- [What this task involves] Repeat exactly each line of the data provided below.
==== Dataset extract ====
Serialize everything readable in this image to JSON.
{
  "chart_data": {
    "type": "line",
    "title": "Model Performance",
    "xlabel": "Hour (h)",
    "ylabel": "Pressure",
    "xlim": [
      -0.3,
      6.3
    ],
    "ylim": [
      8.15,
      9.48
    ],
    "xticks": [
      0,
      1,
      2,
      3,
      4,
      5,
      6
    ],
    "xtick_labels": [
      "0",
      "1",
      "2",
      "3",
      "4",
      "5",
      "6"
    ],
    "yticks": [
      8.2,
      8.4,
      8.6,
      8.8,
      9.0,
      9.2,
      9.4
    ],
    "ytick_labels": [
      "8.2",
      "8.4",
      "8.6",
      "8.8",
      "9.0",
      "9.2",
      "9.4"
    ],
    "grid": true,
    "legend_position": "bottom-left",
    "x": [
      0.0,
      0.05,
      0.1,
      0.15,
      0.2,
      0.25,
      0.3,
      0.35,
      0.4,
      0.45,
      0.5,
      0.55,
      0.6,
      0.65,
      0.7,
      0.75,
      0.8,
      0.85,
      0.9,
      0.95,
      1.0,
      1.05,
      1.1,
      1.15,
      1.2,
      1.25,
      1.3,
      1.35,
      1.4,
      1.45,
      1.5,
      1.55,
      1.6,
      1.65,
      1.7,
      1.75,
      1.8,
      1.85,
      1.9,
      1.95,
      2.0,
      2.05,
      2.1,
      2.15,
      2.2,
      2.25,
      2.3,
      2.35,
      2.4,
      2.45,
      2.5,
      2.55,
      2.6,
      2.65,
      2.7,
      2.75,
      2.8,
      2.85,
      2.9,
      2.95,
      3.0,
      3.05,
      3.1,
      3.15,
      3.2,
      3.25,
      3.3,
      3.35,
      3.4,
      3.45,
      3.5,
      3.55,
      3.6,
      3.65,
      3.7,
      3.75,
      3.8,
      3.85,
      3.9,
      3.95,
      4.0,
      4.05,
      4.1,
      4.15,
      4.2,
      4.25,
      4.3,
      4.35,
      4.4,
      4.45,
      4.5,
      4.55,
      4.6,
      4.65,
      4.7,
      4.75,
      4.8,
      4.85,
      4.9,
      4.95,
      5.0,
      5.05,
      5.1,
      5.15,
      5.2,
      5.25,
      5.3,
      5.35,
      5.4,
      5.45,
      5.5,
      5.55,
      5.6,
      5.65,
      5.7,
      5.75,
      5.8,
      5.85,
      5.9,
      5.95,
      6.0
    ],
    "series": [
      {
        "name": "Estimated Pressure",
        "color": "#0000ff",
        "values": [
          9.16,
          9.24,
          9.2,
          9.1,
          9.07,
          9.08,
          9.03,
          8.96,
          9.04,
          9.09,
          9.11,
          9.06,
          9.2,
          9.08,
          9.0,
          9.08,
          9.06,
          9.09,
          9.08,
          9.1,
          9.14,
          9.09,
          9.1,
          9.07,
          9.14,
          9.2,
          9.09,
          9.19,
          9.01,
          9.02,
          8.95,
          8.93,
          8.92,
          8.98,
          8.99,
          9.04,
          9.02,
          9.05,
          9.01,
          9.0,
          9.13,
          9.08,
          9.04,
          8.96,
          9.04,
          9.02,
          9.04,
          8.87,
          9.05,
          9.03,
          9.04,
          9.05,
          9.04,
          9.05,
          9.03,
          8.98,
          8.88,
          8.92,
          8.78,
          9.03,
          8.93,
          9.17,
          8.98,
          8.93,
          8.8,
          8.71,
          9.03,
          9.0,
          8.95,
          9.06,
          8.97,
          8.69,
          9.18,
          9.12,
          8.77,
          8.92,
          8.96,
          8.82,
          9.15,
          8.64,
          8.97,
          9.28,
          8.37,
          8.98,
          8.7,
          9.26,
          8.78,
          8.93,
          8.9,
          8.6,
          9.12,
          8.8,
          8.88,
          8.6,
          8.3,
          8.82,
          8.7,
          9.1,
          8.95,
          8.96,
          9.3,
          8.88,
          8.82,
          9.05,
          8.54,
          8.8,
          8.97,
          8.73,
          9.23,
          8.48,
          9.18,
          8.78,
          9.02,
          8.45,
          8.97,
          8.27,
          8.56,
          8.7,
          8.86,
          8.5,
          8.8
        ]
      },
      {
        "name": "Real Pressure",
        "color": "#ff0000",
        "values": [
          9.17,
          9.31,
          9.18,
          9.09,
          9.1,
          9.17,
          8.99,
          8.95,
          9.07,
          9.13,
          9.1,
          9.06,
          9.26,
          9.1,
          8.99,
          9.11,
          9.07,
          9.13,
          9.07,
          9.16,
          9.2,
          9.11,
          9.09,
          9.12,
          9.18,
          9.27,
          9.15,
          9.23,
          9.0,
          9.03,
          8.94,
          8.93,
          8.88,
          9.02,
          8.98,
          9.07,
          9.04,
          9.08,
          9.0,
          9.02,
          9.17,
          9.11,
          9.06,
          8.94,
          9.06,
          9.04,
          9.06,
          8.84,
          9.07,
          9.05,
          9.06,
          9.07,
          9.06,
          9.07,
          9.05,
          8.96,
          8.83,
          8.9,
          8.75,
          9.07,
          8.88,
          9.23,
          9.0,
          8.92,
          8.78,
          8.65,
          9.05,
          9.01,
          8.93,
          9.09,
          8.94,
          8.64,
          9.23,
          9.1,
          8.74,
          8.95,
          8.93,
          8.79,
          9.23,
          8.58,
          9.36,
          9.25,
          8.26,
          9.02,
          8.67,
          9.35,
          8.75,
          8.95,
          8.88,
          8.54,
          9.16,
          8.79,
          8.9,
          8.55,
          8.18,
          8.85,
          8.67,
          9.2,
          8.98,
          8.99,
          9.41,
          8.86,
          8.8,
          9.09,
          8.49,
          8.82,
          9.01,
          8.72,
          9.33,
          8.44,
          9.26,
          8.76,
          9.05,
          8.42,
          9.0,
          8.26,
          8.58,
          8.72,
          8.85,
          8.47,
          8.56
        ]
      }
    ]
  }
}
====
- [Solution]
Serialize everything readable in this image to JSON.
{
  "chart_data": {
    "type": "line",
    "title": "Model Performance",
    "xlabel": "Hour (h)",
    "ylabel": "Pressure",
    "xlim": [
      -0.3,
      6.3
    ],
    "ylim": [
      8.15,
      9.48
    ],
    "xticks": [
      0,
      1,
      2,
      3,
      4,
      5,
      6
    ],
    "xtick_labels": [
      "0",
      "1",
      "2",
      "3",
      "4",
      "5",
      "6"
    ],
    "yticks": [
      8.2,
      8.4,
      8.6,
      8.8,
      9.0,
      9.2,
      9.4
    ],
    "ytick_labels": [
      "8.2",
      "8.4",
      "8.6",
      "8.8",
      "9.0",
      "9.2",
      "9.4"
    ],
    "grid": true,
    "legend_position": "bottom-left",
    "x": [
      0.0,
      0.05,
      0.1,
      0.15,
      0.2,
      0.25,
      0.3,
      0.35,
      0.4,
      0.45,
      0.5,
      0.55,
      0.6,
      0.65,
      0.7,
      0.75,
      0.8,
      0.85,
      0.9,
      0.95,
      1.0,
      1.05,
      1.1,
      1.15,
      1.2,
      1.25,
      1.3,
      1.35,
      1.4,
      1.45,
      1.5,
      1.55,
      1.6,
      1.65,
      1.7,
      1.75,
      1.8,
      1.85,
      1.9,
      1.95,
      2.0,
      2.05,
      2.1,
      2.15,
      2.2,
      2.25,
      2.3,
      2.35,
      2.4,
      2.45,
      2.5,
      2.55,
      2.6,
      2.65,
      2.7,
      2.75,
      2.8,
      2.85,
      2.9,
      2.95,
      3.0,
      3.05,
      3.1,
      3.15,
      3.2,
      3.25,
      3.3,
      3.35,
      3.4,
      3.45,
      3.5,
      3.55,
      3.6,
      3.65,
      3.7,
      3.75,
      3.8,
      3.85,
      3.9,
      3.95,
      4.0,
      4.05,
      4.1,
      4.15,
      4.2,
      4.25,
      4.3,
      4.35,
      4.4,
      4.45,
      4.5,
      4.55,
      4.6,
      4.65,
      4.7,
      4.75,
      4.8,
      4.85,
      4.9,
      4.95,
      5.0,
      5.05,
      5.1,
      5.15,
      5.2,
      5.25,
      5.3,
      5.35,
      5.4,
      5.45,
      5.5,
      5.55,
      5.6,
      5.65,
      5.7,
      5.75,
      5.8,
      5.85,
      5.9,
      5.95,
      6.0
    ],
    "series": [
      {
        "name": "Estimated Pressure",
        "color": "#0000ff",
        "values": [
          9.16,
          9.24,
          9.2,
          9.1,
          9.07,
          9.08,
          9.03,
          8.96,
          9.04,
          9.09,
          9.11,
          9.06,
          9.2,
          9.08,
          9.0,
          9.08,
          9.06,
          9.09,
          9.08,
          9.1,
          9.14,
          9.09,
          9.1,
          9.07,
          9.14,
          9.2,
          9.09,
          9.19,
          9.01,
          9.02,
          8.95,
          8.93,
          8.92,
          8.98,
          8.99,
          9.04,
          9.02,
          9.05,
          9.01,
          9.0,
          9.13,
          9.08,
          9.04,
          8.96,
          9.04,
          9.02,
          9.04,
          8.87,
          9.05,
          9.03,
          9.04,
          9.05,
          9.04,
          9.05,
          9.03,
          8.98,
          8.88,
          8.92,
          8.78,
          9.03,
          8.93,
          9.17,
          8.98,
          8.93,
          8.8,
          8.71,
          9.03,
          9.0,
          8.95,
          9.06,
          8.97,
          8.69,
          9.18,
          9.12,
          8.77,
          8.92,
          8.96,
          8.82,
          9.15,
          8.64,
          8.97,
          9.28,
          8.37,
          8.98,
          8.7,
          9.26,
          8.78,
          8.93,
          8.9,
          8.6,
          9.12,
          8.8,
          8.88,
          8.6,
          8.3,
          8.82,
          8.7,
          9.1,
          8.95,
          8.96,
          9.3,
          8.88,
          8.82,
          9.05,
          8.54,
          8.8,
          8.97,
          8.73,
          9.23,
          8.48,
          9.18,
          8.78,
          9.02,
          8.45,
          8.97,
          8.27,
          8.56,
          8.7,
          8.86,
          8.5,
          8.8
        ]
      },
      {
        "name": "Real Pressure",
        "color": "#ff0000",
        "values": [
          9.17,
          9.31,
          9.18,
          9.09,
          9.1,
          9.17,
          8.99,
          8.95,
          9.07,
          9.13,
          9.1,
          9.06,
          9.26,
          9.1,
          8.99,
          9.11,
          9.07,
          9.13,
          9.07,
          9.16,
          9.2,
          9.11,
          9.09,
          9.12,
          9.18,
          9.27,
          9.15,
          9.23,
          9.0,
          9.03,
          8.94,
          8.93,
          8.88,
          9.02,
          8.98,
          9.07,
          9.04,
          9.08,
          9.0,
          9.02,
          9.17,
          9.11,
          9.06,
          8.94,
          9.06,
          9.04,
          9.06,
          8.84,
          9.07,
          9.05,
          9.06,
          9.07,
          9.06,
          9.07,
          9.05,
          8.96,
          8.83,
          8.9,
          8.75,
          9.07,
          8.88,
          9.23,
          9.0,
          8.92,
          8.78,
          8.65,
          9.05,
          9.01,
          8.93,
          9.09,
          8.94,
          8.64,
          9.23,
          9.1,
          8.74,
          8.95,
          8.93,
          8.79,
          9.23,
          8.58,
          9.36,
          9.25,
          8.26,
          9.02,
          8.67,
          9.35,
          8.75,
          8.95,
          8.88,
          8.54,
          9.16,
          8.79,
          8.9,
          8.55,
          8.18,
          8.85,
          8.67,
          9.2,
          8.98,
          8.99,
          9.41,
          8.86,
          8.8,
          9.09,
          8.49,
          8.82,
          9.01,
          8.72,
          9.33,
          8.44,
          9.26,
          8.76,
          9.05,
          8.42,
          9.0,
          8.26,
          8.58,
          8.72,
          8.85,
          8.47,
          8.56
        ]
      }
    ]
  }
}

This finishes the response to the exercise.